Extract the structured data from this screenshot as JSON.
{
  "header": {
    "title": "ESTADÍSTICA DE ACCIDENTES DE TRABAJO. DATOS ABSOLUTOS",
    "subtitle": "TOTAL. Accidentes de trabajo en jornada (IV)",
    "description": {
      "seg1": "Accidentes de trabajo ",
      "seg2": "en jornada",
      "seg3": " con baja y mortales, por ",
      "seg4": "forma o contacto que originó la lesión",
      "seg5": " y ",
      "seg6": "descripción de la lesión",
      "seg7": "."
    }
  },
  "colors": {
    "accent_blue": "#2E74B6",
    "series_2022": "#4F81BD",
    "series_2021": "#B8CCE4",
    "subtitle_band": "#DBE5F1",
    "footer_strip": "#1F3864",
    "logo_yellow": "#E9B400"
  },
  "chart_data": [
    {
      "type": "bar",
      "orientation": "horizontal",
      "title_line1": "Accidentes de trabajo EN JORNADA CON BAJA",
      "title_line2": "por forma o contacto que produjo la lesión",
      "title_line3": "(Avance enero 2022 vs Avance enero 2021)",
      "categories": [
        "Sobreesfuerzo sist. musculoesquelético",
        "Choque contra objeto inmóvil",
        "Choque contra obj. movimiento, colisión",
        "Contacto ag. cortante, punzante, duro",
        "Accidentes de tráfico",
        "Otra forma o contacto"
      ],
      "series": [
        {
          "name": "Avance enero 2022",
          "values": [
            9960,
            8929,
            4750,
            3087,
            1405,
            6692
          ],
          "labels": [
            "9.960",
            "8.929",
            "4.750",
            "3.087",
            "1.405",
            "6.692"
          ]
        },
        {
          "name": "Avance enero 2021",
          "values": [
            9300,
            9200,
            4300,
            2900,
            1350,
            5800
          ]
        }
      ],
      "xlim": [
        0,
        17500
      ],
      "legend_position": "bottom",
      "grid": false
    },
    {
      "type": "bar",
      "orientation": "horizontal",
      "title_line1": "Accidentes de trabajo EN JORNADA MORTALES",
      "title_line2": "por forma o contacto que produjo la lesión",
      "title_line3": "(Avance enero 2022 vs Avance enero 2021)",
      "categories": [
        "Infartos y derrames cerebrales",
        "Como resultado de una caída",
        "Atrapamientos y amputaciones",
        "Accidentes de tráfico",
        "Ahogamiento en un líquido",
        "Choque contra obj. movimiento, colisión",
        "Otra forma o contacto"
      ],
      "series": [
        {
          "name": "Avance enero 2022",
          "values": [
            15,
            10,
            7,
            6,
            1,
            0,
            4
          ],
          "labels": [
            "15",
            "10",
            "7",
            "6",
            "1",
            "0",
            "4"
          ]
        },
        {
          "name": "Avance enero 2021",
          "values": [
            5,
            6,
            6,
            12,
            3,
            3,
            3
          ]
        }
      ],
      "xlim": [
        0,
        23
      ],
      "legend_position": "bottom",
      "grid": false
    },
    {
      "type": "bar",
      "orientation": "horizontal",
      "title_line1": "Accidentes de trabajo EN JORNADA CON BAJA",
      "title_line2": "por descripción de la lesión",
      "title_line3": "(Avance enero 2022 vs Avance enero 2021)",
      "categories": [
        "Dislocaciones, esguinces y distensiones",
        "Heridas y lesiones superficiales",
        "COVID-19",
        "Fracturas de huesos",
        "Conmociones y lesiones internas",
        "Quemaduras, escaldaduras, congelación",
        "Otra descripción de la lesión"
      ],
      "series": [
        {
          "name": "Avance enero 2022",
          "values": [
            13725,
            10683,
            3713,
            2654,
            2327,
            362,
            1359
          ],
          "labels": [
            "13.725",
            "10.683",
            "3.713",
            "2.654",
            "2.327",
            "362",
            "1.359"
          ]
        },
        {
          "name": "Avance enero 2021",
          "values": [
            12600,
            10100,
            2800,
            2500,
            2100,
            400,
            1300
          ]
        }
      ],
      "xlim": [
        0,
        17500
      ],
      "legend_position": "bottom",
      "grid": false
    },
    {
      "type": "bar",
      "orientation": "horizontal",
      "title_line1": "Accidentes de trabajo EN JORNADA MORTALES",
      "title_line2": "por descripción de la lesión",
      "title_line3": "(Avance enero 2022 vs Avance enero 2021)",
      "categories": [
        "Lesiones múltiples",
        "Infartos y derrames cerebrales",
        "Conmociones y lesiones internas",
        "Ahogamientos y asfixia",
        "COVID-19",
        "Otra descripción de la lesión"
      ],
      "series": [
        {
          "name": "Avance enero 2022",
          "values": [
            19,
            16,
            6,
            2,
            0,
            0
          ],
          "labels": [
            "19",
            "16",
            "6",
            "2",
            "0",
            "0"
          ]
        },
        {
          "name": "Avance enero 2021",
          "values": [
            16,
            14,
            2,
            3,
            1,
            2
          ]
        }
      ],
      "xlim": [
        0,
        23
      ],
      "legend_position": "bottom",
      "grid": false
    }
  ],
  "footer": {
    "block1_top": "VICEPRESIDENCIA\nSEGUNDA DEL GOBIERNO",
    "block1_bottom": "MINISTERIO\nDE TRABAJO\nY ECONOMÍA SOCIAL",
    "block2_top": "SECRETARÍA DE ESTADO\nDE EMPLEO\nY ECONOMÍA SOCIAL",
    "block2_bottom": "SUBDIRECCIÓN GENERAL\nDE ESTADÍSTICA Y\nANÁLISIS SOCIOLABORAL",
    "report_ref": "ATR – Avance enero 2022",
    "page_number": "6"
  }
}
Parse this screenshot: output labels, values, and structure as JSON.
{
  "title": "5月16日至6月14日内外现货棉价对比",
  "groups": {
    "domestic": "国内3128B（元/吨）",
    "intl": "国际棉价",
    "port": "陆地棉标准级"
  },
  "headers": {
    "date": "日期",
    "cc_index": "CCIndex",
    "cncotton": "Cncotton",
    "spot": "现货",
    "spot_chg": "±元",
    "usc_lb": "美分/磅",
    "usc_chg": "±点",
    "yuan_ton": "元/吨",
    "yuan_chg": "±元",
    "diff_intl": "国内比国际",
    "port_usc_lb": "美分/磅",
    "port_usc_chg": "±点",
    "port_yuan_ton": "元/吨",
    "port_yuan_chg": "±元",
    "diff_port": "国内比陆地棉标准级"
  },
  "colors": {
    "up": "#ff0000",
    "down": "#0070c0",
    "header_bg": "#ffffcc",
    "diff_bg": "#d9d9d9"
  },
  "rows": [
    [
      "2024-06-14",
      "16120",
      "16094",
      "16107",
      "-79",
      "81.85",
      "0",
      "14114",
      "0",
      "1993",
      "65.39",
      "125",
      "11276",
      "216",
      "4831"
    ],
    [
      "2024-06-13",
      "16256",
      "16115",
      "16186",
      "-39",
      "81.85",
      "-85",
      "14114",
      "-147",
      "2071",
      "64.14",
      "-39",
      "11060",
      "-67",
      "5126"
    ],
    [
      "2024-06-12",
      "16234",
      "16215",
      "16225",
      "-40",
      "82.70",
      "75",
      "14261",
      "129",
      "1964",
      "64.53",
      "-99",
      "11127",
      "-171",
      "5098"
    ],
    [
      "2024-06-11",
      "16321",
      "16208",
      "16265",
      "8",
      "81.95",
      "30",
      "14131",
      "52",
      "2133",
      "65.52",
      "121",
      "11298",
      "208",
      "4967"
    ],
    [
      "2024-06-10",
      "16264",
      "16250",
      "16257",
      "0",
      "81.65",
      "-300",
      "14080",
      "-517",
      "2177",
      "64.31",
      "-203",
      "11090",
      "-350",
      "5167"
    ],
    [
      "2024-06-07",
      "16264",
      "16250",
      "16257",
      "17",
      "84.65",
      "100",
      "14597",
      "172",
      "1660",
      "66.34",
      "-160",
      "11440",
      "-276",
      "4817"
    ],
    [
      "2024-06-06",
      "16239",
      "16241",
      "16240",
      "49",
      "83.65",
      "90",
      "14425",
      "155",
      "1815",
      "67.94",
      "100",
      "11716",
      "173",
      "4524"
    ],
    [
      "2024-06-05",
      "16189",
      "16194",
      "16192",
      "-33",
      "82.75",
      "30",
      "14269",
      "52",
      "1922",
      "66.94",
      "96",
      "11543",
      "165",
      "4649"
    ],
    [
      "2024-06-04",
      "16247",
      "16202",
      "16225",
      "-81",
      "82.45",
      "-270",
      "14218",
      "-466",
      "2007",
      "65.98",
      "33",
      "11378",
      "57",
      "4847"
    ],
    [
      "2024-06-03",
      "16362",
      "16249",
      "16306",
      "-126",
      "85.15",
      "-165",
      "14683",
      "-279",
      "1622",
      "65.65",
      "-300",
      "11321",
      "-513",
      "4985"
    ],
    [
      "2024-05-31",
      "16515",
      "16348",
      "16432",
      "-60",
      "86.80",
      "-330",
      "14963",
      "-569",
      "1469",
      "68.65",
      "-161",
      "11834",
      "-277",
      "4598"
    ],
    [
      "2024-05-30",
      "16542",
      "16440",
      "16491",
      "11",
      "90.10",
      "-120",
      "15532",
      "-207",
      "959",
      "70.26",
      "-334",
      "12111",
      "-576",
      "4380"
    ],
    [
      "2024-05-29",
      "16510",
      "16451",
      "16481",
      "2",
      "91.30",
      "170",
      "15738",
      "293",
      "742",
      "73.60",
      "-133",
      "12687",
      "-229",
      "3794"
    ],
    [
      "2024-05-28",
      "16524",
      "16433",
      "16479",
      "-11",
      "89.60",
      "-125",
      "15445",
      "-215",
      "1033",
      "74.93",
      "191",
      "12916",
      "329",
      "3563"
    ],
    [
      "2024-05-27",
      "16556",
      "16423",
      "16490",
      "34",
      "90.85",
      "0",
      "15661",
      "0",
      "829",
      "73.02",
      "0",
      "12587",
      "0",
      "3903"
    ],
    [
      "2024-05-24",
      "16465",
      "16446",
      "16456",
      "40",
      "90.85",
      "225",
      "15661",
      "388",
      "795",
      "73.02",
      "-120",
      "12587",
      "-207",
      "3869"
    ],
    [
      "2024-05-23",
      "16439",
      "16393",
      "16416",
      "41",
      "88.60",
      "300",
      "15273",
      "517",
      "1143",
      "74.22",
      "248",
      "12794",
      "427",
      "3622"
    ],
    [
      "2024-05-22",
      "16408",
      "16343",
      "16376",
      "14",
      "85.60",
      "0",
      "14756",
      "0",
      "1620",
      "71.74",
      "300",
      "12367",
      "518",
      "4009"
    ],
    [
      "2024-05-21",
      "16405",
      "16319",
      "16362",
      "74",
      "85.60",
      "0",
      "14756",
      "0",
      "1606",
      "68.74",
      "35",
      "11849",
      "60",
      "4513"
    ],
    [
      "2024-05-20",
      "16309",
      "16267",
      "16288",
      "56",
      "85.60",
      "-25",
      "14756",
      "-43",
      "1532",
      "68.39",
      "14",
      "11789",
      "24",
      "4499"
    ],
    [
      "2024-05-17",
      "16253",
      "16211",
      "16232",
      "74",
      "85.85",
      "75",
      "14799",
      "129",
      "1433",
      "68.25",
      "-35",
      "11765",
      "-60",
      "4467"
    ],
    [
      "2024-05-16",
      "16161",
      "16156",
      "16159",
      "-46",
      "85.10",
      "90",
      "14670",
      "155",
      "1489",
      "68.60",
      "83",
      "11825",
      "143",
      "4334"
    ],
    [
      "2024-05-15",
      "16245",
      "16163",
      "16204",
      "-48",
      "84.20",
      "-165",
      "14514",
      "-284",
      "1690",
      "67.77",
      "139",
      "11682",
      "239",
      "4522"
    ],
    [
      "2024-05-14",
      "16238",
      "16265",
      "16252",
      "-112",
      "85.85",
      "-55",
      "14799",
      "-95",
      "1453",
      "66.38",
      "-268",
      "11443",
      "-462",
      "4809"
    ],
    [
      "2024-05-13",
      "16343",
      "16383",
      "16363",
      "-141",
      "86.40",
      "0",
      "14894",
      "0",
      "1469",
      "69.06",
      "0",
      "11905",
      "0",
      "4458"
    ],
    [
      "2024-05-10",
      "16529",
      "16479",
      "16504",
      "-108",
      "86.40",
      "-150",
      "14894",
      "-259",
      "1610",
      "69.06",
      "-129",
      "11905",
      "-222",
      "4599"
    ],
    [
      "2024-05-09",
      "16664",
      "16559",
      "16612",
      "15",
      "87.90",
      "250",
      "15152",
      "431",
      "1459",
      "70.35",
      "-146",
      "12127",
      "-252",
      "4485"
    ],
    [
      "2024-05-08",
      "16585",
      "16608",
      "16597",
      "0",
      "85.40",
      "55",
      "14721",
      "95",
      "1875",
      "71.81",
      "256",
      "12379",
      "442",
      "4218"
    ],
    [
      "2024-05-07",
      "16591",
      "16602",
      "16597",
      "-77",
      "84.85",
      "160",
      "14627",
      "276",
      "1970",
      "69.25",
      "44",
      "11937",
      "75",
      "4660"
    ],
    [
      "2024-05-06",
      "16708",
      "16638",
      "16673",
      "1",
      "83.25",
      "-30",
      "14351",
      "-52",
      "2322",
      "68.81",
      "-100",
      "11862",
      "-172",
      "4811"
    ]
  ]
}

§ Set exercise: Identify the lines of the entries containing the string "ESTADÍSTICA". Copy each such line.

§ Written answer:
    "title": "ESTADÍSTICA DE ACCIDENTES DE TRABAJO. DATOS ABSOLUTOS",
    "block2_bottom": "SUBDIRECCIÓN GENERAL\nDE ESTADÍSTICA Y\nANÁLISIS SOCIOLABORAL",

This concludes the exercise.